• [Task details]:
How many lines of the data include the string "Administration"? State the number and nothing else.

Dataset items
################

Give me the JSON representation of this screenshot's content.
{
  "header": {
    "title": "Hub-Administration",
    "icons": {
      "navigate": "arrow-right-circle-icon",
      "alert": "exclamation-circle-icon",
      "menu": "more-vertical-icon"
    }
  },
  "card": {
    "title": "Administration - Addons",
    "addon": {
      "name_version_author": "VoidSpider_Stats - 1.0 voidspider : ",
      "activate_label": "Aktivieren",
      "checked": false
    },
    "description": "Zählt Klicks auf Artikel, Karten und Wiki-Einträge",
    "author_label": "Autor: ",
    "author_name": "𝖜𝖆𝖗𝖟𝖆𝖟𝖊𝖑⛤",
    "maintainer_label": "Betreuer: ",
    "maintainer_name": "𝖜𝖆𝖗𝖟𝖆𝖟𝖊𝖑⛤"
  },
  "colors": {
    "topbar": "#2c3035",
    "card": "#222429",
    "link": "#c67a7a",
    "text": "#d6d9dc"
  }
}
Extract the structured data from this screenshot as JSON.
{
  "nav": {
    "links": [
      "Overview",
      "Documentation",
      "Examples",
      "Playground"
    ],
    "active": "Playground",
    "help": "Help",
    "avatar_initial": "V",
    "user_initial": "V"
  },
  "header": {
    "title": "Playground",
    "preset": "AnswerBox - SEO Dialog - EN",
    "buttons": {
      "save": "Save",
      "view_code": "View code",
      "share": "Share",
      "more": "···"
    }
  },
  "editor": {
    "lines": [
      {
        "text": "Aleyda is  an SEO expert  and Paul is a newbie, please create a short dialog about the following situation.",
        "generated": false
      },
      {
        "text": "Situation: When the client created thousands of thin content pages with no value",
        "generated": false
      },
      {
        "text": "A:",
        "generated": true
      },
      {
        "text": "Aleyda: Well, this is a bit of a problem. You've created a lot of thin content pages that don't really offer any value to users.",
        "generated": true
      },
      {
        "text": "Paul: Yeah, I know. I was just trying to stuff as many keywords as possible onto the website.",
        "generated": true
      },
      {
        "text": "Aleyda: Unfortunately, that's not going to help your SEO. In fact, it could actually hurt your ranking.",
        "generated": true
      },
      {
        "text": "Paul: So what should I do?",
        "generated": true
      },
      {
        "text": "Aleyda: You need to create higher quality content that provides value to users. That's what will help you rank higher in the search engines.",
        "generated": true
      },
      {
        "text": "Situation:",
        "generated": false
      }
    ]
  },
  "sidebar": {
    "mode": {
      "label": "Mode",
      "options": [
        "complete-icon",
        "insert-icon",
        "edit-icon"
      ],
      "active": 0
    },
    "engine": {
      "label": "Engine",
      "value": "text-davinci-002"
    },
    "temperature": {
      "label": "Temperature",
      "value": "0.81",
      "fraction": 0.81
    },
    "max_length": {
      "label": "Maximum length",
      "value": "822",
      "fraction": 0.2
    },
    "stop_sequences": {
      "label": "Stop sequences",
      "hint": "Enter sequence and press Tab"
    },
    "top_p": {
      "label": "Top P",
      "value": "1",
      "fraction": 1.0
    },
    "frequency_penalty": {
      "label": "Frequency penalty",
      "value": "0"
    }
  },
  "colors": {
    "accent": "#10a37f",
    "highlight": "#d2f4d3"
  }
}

################

• [Solution to this task]:
2